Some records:
····················

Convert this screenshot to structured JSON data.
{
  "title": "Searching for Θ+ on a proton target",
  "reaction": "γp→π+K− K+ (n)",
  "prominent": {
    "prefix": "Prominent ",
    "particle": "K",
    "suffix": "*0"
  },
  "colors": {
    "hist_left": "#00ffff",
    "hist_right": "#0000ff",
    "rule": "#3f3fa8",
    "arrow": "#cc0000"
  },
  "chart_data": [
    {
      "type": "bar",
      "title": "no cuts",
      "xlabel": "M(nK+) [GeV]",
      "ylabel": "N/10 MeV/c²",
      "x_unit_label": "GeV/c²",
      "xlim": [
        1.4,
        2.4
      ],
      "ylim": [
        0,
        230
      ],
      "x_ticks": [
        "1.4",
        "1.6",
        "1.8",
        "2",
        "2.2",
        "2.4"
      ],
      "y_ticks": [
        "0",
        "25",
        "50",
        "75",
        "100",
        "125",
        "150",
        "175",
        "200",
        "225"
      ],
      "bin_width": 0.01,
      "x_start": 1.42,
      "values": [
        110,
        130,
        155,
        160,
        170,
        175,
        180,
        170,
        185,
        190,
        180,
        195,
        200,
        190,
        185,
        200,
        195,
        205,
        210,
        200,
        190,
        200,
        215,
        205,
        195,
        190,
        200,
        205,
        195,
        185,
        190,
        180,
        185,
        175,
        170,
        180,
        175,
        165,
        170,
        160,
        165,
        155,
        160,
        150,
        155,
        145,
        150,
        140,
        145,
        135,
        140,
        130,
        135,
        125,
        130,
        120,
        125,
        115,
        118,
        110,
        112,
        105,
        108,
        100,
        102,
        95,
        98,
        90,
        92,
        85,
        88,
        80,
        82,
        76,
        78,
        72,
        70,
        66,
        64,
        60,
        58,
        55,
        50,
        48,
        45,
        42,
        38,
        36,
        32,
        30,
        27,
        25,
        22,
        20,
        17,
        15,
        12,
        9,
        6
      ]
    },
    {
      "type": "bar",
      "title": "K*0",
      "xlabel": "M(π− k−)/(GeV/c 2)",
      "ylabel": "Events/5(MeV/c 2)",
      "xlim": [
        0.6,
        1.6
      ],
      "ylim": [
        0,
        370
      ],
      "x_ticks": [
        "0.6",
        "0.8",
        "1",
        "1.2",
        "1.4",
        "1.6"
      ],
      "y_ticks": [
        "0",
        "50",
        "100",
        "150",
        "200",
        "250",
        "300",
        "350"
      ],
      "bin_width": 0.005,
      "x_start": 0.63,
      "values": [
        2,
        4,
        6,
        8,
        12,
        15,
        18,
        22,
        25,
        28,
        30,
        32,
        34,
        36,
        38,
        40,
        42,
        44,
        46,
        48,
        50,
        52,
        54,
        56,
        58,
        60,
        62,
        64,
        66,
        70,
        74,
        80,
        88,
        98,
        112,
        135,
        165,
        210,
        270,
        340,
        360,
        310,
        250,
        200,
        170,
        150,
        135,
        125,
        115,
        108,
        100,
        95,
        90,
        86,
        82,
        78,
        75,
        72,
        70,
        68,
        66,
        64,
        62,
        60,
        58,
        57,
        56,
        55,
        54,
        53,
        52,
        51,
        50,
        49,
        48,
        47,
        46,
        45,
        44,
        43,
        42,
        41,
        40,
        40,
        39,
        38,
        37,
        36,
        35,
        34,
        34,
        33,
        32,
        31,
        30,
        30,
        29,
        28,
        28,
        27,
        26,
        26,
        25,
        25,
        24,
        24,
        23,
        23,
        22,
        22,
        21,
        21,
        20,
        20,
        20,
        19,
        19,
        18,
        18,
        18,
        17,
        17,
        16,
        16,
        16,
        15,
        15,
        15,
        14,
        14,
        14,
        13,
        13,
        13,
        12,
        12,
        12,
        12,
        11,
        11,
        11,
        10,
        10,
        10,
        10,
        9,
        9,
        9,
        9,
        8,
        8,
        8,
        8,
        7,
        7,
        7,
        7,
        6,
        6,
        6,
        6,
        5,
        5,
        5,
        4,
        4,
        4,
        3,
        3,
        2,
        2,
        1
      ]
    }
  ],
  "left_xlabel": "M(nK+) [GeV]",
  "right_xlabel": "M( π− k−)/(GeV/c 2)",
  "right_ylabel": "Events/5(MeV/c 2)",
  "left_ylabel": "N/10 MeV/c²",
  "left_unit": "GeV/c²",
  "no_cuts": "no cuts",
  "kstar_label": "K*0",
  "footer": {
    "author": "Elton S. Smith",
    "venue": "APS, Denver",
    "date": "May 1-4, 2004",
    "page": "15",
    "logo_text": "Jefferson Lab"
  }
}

····················

**WHAT IS BEING ASKED**: Working from the material above, retype it in its entirety without change.

**EXERCISE RESULT**:
Convert this screenshot to structured JSON data.
{
  "title": "Searching for Θ+ on a proton target",
  "reaction": "γp→π+K− K+ (n)",
  "prominent": {
    "prefix": "Prominent ",
    "particle": "K",
    "suffix": "*0"
  },
  "colors": {
    "hist_left": "#00ffff",
    "hist_right": "#0000ff",
    "rule": "#3f3fa8",
    "arrow": "#cc0000"
  },
  "chart_data": [
    {
      "type": "bar",
      "title": "no cuts",
      "xlabel": "M(nK+) [GeV]",
      "ylabel": "N/10 MeV/c²",
      "x_unit_label": "GeV/c²",
      "xlim": [
        1.4,
        2.4
      ],
      "ylim": [
        0,
        230
      ],
      "x_ticks": [
        "1.4",
        "1.6",
        "1.8",
        "2",
        "2.2",
        "2.4"
      ],
      "y_ticks": [
        "0",
        "25",
        "50",
        "75",
        "100",
        "125",
        "150",
        "175",
        "200",
        "225"
      ],
      "bin_width": 0.01,
      "x_start": 1.42,
      "values": [
        110,
        130,
        155,
        160,
        170,
        175,
        180,
        170,
        185,
        190,
        180,
        195,
        200,
        190,
        185,
        200,
        195,
        205,
        210,
        200,
        190,
        200,
        215,
        205,
        195,
        190,
        200,
        205,
        195,
        185,
        190,
        180,
        185,
        175,
        170,
        180,
        175,
        165,
        170,
        160,
        165,
        155,
        160,
        150,
        155,
        145,
        150,
        140,
        145,
        135,
        140,
        130,
        135,
        125,
        130,
        120,
        125,
        115,
        118,
        110,
        112,
        105,
        108,
        100,
        102,
        95,
        98,
        90,
        92,
        85,
        88,
        80,
        82,
        76,
        78,
        72,
        70,
        66,
        64,
        60,
        58,
        55,
        50,
        48,
        45,
        42,
        38,
        36,
        32,
        30,
        27,
        25,
        22,
        20,
        17,
        15,
        12,
        9,
        6
      ]
    },
    {
      "type": "bar",
      "title": "K*0",
      "xlabel": "M(π− k−)/(GeV/c 2)",
      "ylabel": "Events/5(MeV/c 2)",
      "xlim": [
        0.6,
        1.6
      ],
      "ylim": [
        0,
        370
      ],
      "x_ticks": [
        "0.6",
        "0.8",
        "1",
        "1.2",
        "1.4",
        "1.6"
      ],
      "y_ticks": [
        "0",
        "50",
        "100",
        "150",
        "200",
        "250",
        "300",
        "350"
      ],
      "bin_width": 0.005,
      "x_start": 0.63,
      "values": [
        2,
        4,
        6,
        8,
        12,
        15,
        18,
        22,
        25,
        28,
        30,
        32,
        34,
        36,
        38,
        40,
        42,
        44,
        46,
        48,
        50,
        52,
        54,
        56,
        58,
        60,
        62,
        64,
        66,
        70,
        74,
        80,
        88,
        98,
        112,
        135,
        165,
        210,
        270,
        340,
        360,
        310,
        250,
        200,
        170,
        150,
        135,
        125,
        115,
        108,
        100,
        95,
        90,
        86,
        82,
        78,
        75,
        72,
        70,
        68,
        66,
        64,
        62,
        60,
        58,
        57,
        56,
        55,
        54,
        53,
        52,
        51,
        50,
        49,
        48,
        47,
        46,
        45,
        44,
        43,
        42,
        41,
        40,
        40,
        39,
        38,
        37,
        36,
        35,
        34,
        34,
        33,
        32,
        31,
        30,
        30,
        29,
        28,
        28,
        27,
        26,
        26,
        25,
        25,
        24,
        24,
        23,
        23,
        22,
        22,
        21,
        21,
        20,
        20,
        20,
        19,
        19,
        18,
        18,
        18,
        17,
        17,
        16,
        16,
        16,
        15,
        15,
        15,
        14,
        14,
        14,
        13,
        13,
        13,
        12,
        12,
        12,
        12,
        11,
        11,
        11,
        10,
        10,
        10,
        10,
        9,
        9,
        9,
        9,
        8,
        8,
        8,
        8,
        7,
        7,
        7,
        7,
        6,
        6,
        6,
        6,
        5,
        5,
        5,
        4,
        4,
        4,
        3,
        3,
        2,
        2,
        1
      ]
    }
  ],
  "left_xlabel": "M(nK+) [GeV]",
  "right_xlabel": "M( π− k−)/(GeV/c 2)",
  "right_ylabel": "Events/5(MeV/c 2)",
  "left_ylabel": "N/10 MeV/c²",
  "left_unit": "GeV/c²",
  "no_cuts": "no cuts",
  "kstar_label": "K*0",
  "footer": {
    "author": "Elton S. Smith",
    "venue": "APS, Denver",
    "date": "May 1-4, 2004",
    "page": "15",
    "logo_text": "Jefferson Lab"
  }
}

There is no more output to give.